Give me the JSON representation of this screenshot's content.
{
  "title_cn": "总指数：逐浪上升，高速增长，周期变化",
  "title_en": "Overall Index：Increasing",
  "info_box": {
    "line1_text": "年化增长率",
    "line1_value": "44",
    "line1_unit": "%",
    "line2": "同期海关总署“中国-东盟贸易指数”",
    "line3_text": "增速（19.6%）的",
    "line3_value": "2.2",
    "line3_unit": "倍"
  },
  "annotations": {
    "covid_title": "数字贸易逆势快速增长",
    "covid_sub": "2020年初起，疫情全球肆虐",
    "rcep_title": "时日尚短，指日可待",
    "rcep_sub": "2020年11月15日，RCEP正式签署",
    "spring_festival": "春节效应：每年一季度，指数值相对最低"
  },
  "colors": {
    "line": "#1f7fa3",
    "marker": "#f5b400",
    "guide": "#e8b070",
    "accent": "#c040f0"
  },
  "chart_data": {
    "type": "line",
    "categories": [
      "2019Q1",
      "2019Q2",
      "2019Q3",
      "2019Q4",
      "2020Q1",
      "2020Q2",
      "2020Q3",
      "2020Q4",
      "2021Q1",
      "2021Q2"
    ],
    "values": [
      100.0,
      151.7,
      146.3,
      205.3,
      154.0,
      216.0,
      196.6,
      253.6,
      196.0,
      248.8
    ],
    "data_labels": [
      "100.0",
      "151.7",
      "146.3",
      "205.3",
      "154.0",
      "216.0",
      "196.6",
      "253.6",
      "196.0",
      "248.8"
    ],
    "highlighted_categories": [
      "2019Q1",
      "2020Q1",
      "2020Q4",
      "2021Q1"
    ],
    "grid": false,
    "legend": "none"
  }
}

What is expected - Each line of the material must be restated exactly.

Answer to this exercise -
Give me the JSON representation of this screenshot's content.
{
  "title_cn": "总指数：逐浪上升，高速增长，周期变化",
  "title_en": "Overall Index：Increasing",
  "info_box": {
    "line1_text": "年化增长率",
    "line1_value": "44",
    "line1_unit": "%",
    "line2": "同期海关总署“中国-东盟贸易指数”",
    "line3_text": "增速（19.6%）的",
    "line3_value": "2.2",
    "line3_unit": "倍"
  },
  "annotations": {
    "covid_title": "数字贸易逆势快速增长",
    "covid_sub": "2020年初起，疫情全球肆虐",
    "rcep_title": "时日尚短，指日可待",
    "rcep_sub": "2020年11月15日，RCEP正式签署",
    "spring_festival": "春节效应：每年一季度，指数值相对最低"
  },
  "colors": {
    "line": "#1f7fa3",
    "marker": "#f5b400",
    "guide": "#e8b070",
    "accent": "#c040f0"
  },
  "chart_data": {
    "type": "line",
    "categories": [
      "2019Q1",
      "2019Q2",
      "2019Q3",
      "2019Q4",
      "2020Q1",
      "2020Q2",
      "2020Q3",
      "2020Q4",
      "2021Q1",
      "2021Q2"
    ],
    "values": [
      100.0,
      151.7,
      146.3,
      205.3,
      154.0,
      216.0,
      196.6,
      253.6,
      196.0,
      248.8
    ],
    "data_labels": [
      "100.0",
      "151.7",
      "146.3",
      "205.3",
      "154.0",
      "216.0",
      "196.6",
      "253.6",
      "196.0",
      "248.8"
    ],
    "highlighted_categories": [
      "2019Q1",
      "2020Q1",
      "2020Q4",
      "2021Q1"
    ],
    "grid": false,
    "legend": "none"
  }
}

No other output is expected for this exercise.